Stated problem: Return the entries from the first one through the line containing "reply-menu-button[interactable] bbox=[826, 184, 834, 204]", both included, copied verbatim.

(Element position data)
↓

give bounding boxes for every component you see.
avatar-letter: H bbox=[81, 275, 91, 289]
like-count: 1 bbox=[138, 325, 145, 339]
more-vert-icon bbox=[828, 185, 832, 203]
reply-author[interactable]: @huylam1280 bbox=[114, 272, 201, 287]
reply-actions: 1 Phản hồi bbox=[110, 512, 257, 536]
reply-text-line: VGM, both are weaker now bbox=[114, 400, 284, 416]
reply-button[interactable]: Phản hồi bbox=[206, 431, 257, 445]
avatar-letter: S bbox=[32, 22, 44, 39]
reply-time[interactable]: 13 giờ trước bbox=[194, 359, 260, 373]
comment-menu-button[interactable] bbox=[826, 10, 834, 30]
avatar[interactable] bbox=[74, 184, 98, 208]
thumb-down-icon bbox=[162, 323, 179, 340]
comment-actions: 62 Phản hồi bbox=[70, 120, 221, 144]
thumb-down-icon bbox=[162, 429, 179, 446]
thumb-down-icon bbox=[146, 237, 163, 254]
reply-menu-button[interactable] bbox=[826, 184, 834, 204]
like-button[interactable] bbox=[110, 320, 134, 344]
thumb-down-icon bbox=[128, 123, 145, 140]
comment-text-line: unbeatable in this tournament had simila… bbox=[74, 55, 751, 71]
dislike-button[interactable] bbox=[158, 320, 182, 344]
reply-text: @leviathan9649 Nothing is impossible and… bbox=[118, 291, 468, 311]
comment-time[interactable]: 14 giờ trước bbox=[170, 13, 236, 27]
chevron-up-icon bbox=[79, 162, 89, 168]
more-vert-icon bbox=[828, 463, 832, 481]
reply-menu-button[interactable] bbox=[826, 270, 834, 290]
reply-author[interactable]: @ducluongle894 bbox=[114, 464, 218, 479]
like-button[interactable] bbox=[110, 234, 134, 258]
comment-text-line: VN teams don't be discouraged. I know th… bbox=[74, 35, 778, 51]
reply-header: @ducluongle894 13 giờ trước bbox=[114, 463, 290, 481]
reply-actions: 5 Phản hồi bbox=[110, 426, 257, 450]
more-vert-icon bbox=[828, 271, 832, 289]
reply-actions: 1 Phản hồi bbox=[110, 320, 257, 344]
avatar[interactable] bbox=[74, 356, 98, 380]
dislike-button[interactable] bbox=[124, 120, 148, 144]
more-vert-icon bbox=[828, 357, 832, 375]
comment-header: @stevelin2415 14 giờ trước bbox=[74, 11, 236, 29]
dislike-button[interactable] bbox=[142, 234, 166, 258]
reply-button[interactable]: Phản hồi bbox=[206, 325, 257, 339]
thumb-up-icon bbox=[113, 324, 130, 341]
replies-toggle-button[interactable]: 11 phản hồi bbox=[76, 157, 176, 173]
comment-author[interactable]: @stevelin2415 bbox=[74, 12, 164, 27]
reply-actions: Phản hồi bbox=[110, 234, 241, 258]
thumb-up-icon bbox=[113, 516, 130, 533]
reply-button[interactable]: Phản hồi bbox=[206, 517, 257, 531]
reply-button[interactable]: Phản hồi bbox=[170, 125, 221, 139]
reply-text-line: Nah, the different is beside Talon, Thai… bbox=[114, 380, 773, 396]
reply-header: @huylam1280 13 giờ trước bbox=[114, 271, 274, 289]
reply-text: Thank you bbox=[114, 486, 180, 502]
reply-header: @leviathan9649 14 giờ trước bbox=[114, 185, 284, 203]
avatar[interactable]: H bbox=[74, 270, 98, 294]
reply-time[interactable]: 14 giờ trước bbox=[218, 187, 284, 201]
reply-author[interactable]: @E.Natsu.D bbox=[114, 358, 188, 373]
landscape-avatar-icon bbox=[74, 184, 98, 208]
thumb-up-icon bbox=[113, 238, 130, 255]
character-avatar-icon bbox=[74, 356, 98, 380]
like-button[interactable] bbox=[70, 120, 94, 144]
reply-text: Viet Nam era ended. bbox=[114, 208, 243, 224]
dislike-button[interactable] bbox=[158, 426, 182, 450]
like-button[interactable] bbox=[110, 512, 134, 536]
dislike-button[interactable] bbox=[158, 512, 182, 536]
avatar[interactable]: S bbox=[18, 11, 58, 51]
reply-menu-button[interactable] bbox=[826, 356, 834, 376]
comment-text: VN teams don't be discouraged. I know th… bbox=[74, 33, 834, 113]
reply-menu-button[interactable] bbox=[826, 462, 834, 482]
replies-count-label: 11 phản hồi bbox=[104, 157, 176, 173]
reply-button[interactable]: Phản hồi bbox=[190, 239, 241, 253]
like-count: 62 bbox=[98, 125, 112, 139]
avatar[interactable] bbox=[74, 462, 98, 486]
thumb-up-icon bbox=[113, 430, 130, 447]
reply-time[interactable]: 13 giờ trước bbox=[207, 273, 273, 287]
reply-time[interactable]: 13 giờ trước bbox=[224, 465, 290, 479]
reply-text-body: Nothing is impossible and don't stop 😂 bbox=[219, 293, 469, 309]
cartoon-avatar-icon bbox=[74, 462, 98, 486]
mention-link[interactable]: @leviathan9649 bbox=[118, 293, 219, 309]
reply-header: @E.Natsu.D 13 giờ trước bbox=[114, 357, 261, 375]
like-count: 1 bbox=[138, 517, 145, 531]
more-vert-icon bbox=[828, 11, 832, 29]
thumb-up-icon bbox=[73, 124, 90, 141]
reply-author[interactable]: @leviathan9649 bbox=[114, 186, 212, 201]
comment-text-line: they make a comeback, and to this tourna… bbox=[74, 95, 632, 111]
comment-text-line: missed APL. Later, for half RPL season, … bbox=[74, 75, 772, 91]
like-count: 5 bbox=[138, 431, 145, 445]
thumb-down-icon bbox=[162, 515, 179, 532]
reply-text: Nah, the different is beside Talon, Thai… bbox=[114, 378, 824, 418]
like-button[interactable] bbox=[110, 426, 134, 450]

↑

Response to this task:
give bounding boxes for every component you see.
avatar-letter: H bbox=[81, 275, 91, 289]
like-count: 1 bbox=[138, 325, 145, 339]
more-vert-icon bbox=[828, 185, 832, 203]
reply-author[interactable]: @huylam1280 bbox=[114, 272, 201, 287]
reply-actions: 1 Phản hồi bbox=[110, 512, 257, 536]
reply-text-line: VGM, both are weaker now bbox=[114, 400, 284, 416]
reply-button[interactable]: Phản hồi bbox=[206, 431, 257, 445]
avatar-letter: S bbox=[32, 22, 44, 39]
reply-time[interactable]: 13 giờ trước bbox=[194, 359, 260, 373]
comment-menu-button[interactable] bbox=[826, 10, 834, 30]
avatar[interactable] bbox=[74, 184, 98, 208]
thumb-down-icon bbox=[162, 323, 179, 340]
comment-actions: 62 Phản hồi bbox=[70, 120, 221, 144]
thumb-down-icon bbox=[162, 429, 179, 446]
thumb-down-icon bbox=[146, 237, 163, 254]
reply-menu-button[interactable] bbox=[826, 184, 834, 204]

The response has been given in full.